> _Short exercise_
Check each line of the listing below for the string "xlabel", and copy the ones that have it.

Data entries

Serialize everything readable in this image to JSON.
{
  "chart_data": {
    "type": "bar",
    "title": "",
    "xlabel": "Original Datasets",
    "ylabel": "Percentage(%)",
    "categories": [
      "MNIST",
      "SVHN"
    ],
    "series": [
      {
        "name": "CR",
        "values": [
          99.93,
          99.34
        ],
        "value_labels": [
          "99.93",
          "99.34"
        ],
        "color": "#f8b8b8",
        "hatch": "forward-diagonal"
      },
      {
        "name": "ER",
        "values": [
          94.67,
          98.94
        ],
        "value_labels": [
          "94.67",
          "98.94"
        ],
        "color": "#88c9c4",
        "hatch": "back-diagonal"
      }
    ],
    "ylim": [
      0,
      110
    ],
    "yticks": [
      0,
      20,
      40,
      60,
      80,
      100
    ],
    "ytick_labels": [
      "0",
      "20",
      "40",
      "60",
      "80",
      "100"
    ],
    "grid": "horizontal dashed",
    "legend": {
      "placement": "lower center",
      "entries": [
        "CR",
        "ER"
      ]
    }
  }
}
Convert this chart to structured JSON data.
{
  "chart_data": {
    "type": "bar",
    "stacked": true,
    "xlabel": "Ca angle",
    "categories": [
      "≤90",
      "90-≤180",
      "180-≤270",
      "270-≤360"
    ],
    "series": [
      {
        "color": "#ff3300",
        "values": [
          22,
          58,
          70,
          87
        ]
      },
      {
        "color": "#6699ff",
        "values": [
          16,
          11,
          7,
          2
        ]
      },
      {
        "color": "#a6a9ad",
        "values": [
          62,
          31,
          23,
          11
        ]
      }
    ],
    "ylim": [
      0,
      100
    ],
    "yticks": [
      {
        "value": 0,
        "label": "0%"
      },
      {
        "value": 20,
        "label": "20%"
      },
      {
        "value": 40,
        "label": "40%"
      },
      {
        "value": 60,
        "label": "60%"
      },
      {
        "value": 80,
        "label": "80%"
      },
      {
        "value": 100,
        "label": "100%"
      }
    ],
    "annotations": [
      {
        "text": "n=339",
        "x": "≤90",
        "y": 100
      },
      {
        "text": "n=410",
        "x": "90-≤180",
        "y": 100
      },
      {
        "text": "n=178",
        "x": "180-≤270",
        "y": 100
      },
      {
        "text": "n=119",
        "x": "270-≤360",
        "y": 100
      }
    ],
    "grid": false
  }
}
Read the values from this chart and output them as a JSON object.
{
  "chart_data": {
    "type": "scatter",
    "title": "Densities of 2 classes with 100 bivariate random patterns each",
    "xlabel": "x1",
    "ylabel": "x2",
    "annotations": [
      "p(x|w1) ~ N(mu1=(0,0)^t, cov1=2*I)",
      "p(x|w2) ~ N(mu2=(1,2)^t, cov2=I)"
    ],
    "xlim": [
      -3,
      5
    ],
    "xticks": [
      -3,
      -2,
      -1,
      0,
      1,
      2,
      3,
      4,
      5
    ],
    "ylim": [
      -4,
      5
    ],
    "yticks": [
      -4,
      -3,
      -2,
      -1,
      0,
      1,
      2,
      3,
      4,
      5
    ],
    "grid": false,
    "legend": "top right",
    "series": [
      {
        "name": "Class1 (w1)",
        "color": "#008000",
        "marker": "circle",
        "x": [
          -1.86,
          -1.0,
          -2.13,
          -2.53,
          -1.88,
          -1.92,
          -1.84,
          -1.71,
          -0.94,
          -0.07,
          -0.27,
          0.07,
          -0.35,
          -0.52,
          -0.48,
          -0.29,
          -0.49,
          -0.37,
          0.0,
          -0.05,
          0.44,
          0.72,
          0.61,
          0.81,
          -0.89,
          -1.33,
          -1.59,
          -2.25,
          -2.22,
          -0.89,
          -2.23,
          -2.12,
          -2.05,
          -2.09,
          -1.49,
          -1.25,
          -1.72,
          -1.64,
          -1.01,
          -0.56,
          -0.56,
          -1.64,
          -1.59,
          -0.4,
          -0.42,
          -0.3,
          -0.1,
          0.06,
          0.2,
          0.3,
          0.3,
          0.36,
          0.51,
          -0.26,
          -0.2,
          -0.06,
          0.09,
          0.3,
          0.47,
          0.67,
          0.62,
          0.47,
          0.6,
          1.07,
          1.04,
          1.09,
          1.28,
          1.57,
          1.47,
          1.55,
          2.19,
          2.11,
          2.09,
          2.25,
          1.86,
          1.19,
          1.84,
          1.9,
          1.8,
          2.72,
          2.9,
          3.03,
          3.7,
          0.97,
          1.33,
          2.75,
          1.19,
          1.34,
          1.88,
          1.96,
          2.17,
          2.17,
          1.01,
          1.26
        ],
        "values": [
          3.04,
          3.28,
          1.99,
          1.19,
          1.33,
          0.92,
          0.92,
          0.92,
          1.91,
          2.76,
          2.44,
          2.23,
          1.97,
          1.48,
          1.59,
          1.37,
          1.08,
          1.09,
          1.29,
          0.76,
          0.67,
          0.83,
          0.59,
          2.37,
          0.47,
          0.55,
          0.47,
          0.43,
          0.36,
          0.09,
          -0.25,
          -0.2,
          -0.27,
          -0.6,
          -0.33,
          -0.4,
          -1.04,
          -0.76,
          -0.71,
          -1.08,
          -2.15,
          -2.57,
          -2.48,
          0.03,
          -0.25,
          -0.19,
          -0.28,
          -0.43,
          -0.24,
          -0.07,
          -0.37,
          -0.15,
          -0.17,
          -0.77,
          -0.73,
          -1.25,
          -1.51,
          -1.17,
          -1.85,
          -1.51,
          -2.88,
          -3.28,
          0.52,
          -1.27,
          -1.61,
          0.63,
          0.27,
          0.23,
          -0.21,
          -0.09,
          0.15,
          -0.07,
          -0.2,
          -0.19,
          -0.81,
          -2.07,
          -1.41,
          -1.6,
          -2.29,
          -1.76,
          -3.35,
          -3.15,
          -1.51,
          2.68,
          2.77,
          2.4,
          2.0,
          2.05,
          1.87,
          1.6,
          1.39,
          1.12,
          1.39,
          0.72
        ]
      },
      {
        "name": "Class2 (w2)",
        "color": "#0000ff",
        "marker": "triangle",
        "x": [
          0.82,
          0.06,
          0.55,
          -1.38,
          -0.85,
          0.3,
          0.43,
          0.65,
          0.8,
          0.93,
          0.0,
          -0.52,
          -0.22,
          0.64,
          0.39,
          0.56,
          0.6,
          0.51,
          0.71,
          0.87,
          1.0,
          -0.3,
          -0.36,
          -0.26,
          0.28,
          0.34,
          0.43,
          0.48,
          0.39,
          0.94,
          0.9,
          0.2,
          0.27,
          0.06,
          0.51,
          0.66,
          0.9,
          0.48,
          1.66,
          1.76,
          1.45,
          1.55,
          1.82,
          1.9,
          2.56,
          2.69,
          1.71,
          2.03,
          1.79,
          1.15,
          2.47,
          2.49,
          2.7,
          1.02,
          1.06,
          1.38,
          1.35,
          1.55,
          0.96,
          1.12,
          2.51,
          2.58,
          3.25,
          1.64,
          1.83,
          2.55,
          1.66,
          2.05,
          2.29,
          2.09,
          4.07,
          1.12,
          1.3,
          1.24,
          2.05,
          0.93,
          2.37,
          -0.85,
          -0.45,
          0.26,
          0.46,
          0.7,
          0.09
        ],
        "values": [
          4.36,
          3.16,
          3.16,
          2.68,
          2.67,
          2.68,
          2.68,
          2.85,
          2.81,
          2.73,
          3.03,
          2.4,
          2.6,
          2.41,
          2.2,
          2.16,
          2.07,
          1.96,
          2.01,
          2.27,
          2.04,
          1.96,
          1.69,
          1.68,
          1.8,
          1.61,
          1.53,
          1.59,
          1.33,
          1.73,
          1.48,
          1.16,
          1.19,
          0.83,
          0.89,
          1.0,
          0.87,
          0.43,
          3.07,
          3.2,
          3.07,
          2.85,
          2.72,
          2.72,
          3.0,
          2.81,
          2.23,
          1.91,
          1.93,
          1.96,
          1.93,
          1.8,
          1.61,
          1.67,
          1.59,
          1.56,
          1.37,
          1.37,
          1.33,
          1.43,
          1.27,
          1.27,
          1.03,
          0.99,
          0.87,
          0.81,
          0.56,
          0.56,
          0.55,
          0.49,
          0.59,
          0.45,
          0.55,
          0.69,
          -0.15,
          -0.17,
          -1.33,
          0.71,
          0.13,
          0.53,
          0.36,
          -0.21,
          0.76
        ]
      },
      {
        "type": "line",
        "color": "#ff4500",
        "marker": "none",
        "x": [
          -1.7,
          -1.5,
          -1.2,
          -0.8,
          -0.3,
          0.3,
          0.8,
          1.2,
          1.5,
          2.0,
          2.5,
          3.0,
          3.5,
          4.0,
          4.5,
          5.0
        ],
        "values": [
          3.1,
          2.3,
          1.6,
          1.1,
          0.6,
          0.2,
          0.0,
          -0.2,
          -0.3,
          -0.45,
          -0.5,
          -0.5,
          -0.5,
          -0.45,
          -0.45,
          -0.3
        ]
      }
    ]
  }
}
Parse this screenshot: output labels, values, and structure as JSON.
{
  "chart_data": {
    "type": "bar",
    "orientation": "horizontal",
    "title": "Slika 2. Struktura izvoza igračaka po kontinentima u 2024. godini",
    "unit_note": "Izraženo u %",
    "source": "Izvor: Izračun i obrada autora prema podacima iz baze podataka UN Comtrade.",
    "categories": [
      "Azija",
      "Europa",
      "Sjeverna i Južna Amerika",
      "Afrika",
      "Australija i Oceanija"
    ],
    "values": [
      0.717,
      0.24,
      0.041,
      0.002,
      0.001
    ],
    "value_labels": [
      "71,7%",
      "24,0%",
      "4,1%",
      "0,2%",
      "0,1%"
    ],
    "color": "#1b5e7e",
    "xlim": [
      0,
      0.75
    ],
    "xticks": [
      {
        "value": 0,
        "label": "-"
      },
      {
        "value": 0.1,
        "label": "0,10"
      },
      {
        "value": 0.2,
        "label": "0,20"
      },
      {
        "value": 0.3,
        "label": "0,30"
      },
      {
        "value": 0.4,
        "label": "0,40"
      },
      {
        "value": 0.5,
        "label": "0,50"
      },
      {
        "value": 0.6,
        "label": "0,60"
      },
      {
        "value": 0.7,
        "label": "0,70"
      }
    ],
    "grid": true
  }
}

> _Written response_
    "xlabel": "Original Datasets",
    "xlabel": "Ca angle",
    "xlabel": "x1",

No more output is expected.